| PROBLEM TO SOLVE |
Identify all lines of the data containing the string "Inside" and copy them.

| Stored data |
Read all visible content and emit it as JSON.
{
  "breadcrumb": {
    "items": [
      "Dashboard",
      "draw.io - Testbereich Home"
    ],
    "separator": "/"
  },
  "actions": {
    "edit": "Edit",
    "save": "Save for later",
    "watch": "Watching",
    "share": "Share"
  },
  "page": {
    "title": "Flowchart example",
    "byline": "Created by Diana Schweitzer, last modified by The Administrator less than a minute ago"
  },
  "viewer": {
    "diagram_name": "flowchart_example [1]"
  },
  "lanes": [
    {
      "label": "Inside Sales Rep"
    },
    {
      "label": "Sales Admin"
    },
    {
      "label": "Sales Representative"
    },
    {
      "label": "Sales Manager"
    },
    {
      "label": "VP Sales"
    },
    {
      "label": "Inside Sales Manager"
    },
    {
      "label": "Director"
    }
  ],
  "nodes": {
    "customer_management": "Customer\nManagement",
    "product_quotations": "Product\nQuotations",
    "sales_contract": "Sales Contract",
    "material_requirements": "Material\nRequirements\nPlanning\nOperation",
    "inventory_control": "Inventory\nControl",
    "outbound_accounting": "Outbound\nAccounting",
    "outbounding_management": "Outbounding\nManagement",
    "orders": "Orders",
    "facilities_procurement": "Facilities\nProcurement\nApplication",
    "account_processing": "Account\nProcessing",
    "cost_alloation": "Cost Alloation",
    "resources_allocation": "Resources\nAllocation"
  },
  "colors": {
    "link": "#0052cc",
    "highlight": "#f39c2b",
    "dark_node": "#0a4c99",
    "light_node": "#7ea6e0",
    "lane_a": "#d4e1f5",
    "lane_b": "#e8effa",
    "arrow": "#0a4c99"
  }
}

| EXERCISE ANSWER |
      "label": "Inside Sales Rep"
      "label": "Inside Sales Manager"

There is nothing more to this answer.